**THE TASK**
Each entry must be reproduced precisely as it stands.

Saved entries
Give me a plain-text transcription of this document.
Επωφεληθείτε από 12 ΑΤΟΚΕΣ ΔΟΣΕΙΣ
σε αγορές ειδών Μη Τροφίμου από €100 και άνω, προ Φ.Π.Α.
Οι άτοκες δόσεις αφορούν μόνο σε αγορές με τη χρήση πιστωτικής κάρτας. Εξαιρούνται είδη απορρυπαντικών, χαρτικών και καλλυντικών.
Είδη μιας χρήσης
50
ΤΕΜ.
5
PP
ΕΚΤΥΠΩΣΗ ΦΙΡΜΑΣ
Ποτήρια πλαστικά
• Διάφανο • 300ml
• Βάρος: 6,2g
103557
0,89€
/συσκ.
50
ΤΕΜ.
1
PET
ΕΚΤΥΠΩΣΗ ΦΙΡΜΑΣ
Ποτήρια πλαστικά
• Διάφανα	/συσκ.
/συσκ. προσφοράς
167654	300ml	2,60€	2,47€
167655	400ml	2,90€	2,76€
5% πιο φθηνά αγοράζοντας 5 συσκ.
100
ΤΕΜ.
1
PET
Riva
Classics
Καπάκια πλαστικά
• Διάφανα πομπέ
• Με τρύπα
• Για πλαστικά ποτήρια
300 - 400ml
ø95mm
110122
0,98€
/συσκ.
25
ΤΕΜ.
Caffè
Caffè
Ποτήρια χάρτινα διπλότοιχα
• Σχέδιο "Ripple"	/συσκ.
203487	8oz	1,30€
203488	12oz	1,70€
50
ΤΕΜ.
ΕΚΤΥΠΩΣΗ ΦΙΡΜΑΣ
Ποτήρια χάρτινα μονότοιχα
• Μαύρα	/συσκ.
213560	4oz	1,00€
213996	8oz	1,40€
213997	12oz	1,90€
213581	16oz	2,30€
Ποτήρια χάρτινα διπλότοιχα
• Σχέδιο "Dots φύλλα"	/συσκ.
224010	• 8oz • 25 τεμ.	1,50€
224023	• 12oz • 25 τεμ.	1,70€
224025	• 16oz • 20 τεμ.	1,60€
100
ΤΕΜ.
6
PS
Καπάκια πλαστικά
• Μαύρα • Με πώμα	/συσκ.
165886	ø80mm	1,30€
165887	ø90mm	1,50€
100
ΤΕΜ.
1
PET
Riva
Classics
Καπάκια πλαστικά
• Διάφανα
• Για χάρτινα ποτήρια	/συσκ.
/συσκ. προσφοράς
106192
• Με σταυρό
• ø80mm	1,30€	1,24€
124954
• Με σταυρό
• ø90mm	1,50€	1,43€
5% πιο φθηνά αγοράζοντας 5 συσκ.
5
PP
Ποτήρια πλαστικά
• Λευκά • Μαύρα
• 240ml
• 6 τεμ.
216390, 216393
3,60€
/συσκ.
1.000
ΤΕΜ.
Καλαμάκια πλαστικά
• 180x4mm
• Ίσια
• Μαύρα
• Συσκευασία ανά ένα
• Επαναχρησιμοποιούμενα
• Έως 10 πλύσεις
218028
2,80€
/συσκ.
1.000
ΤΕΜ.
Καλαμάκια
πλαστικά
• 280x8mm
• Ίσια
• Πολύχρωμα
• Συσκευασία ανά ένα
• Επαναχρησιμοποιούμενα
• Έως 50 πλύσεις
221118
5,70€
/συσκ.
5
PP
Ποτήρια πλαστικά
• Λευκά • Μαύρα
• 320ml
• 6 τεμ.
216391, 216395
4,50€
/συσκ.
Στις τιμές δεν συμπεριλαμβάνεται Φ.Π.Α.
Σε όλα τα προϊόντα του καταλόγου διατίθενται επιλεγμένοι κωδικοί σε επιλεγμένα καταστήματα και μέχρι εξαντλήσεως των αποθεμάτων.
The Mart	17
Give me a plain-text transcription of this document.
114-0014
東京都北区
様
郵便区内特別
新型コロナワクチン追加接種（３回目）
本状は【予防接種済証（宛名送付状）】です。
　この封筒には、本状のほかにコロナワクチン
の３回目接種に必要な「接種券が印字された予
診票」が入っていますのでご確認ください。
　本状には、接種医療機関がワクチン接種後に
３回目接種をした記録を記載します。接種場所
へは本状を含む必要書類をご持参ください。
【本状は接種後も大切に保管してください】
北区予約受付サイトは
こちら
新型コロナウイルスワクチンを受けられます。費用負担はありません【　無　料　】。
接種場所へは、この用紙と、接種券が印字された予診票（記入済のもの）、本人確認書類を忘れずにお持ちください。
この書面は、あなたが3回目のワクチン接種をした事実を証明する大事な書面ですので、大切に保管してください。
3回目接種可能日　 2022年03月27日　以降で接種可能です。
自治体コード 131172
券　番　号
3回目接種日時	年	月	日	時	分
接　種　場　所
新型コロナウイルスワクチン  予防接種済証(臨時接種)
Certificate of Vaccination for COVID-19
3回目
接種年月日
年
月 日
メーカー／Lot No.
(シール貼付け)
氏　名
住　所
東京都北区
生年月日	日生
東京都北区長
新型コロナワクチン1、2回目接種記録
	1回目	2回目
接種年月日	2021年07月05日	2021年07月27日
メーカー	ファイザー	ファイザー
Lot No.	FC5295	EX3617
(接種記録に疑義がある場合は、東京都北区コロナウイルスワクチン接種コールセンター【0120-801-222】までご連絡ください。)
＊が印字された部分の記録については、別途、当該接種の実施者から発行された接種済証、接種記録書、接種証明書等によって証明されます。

**RESULT OF THE EXERCISE**
Give me a plain-text transcription of this document.
Επωφεληθείτε από 12 ΑΤΟΚΕΣ ΔΟΣΕΙΣ
σε αγορές ειδών Μη Τροφίμου από €100 και άνω, προ Φ.Π.Α.
Οι άτοκες δόσεις αφορούν μόνο σε αγορές με τη χρήση πιστωτικής κάρτας. Εξαιρούνται είδη απορρυπαντικών, χαρτικών και καλλυντικών.
Είδη μιας χρήσης
50
ΤΕΜ.
5
PP
ΕΚΤΥΠΩΣΗ ΦΙΡΜΑΣ
Ποτήρια πλαστικά
• Διάφανο • 300ml
• Βάρος: 6,2g
103557
0,89€
/συσκ.
50
ΤΕΜ.
1
PET
ΕΚΤΥΠΩΣΗ ΦΙΡΜΑΣ
Ποτήρια πλαστικά
• Διάφανα	/συσκ.
/συσκ. προσφοράς
167654	300ml	2,60€	2,47€
167655	400ml	2,90€	2,76€
5% πιο φθηνά αγοράζοντας 5 συσκ.
100
ΤΕΜ.
1
PET
Riva
Classics
Καπάκια πλαστικά
• Διάφανα πομπέ
• Με τρύπα
• Για πλαστικά ποτήρια
300 - 400ml
ø95mm
110122
0,98€
/συσκ.
25
ΤΕΜ.
Caffè
Caffè
Ποτήρια χάρτινα διπλότοιχα
• Σχέδιο "Ripple"	/συσκ.
203487	8oz	1,30€
203488	12oz	1,70€
50
ΤΕΜ.
ΕΚΤΥΠΩΣΗ ΦΙΡΜΑΣ
Ποτήρια χάρτινα μονότοιχα
• Μαύρα	/συσκ.
213560	4oz	1,00€
213996	8oz	1,40€
213997	12oz	1,90€
213581	16oz	2,30€
Ποτήρια χάρτινα διπλότοιχα
• Σχέδιο "Dots φύλλα"	/συσκ.
224010	• 8oz • 25 τεμ.	1,50€
224023	• 12oz • 25 τεμ.	1,70€
224025	• 16oz • 20 τεμ.	1,60€
100
ΤΕΜ.
6
PS
Καπάκια πλαστικά
• Μαύρα • Με πώμα	/συσκ.
165886	ø80mm	1,30€
165887	ø90mm	1,50€
100
ΤΕΜ.
1
PET
Riva
Classics
Καπάκια πλαστικά
• Διάφανα
• Για χάρτινα ποτήρια	/συσκ.
/συσκ. προσφοράς
106192
• Με σταυρό
• ø80mm	1,30€	1,24€
124954
• Με σταυρό
• ø90mm	1,50€	1,43€
5% πιο φθηνά αγοράζοντας 5 συσκ.
5
PP
Ποτήρια πλαστικά
• Λευκά • Μαύρα
• 240ml
• 6 τεμ.
216390, 216393
3,60€
/συσκ.
1.000
ΤΕΜ.
Καλαμάκια πλαστικά
• 180x4mm
• Ίσια
• Μαύρα
• Συσκευασία ανά ένα
• Επαναχρησιμοποιούμενα
• Έως 10 πλύσεις
218028
2,80€
/συσκ.
1.000
ΤΕΜ.
Καλαμάκια
πλαστικά
• 280x8mm
• Ίσια
• Πολύχρωμα
• Συσκευασία ανά ένα
• Επαναχρησιμοποιούμενα
• Έως 50 πλύσεις
221118
5,70€
/συσκ.
5
PP
Ποτήρια πλαστικά
• Λευκά • Μαύρα
• 320ml
• 6 τεμ.
216391, 216395
4,50€
/συσκ.
Στις τιμές δεν συμπεριλαμβάνεται Φ.Π.Α.
Σε όλα τα προϊόντα του καταλόγου διατίθενται επιλεγμένοι κωδικοί σε επιλεγμένα καταστήματα και μέχρι εξαντλήσεως των αποθεμάτων.
The Mart	17
Give me a plain-text transcription of this document.
114-0014
東京都北区
様
郵便区内特別
新型コロナワクチン追加接種（３回目）
本状は【予防接種済証（宛名送付状）】です。
　この封筒には、本状のほかにコロナワクチン
の３回目接種に必要な「接種券が印字された予
診票」が入っていますのでご確認ください。
　本状には、接種医療機関がワクチン接種後に
３回目接種をした記録を記載します。接種場所
へは本状を含む必要書類をご持参ください。
【本状は接種後も大切に保管してください】
北区予約受付サイトは
こちら
新型コロナウイルスワクチンを受けられます。費用負担はありません【　無　料　】。
接種場所へは、この用紙と、接種券が印字された予診票（記入済のもの）、本人確認書類を忘れずにお持ちください。
この書面は、あなたが3回目のワクチン接種をした事実を証明する大事な書面ですので、大切に保管してください。
3回目接種可能日　 2022年03月27日　以降で接種可能です。
自治体コード 131172
券　番　号
3回目接種日時	年	月	日	時	分
接　種　場　所
新型コロナウイルスワクチン  予防接種済証(臨時接種)
Certificate of Vaccination for COVID-19
3回目
接種年月日
年
月 日
メーカー／Lot No.
(シール貼付け)
氏　名
住　所
東京都北区
生年月日	日生
東京都北区長
新型コロナワクチン1、2回目接種記録
	1回目	2回目
接種年月日	2021年07月05日	2021年07月27日
メーカー	ファイザー	ファイザー
Lot No.	FC5295	EX3617
(接種記録に疑義がある場合は、東京都北区コロナウイルスワクチン接種コールセンター【0120-801-222】までご連絡ください。)
＊が印字された部分の記録については、別途、当該接種の実施者から発行された接種済証、接種記録書、接種証明書等によって証明されます。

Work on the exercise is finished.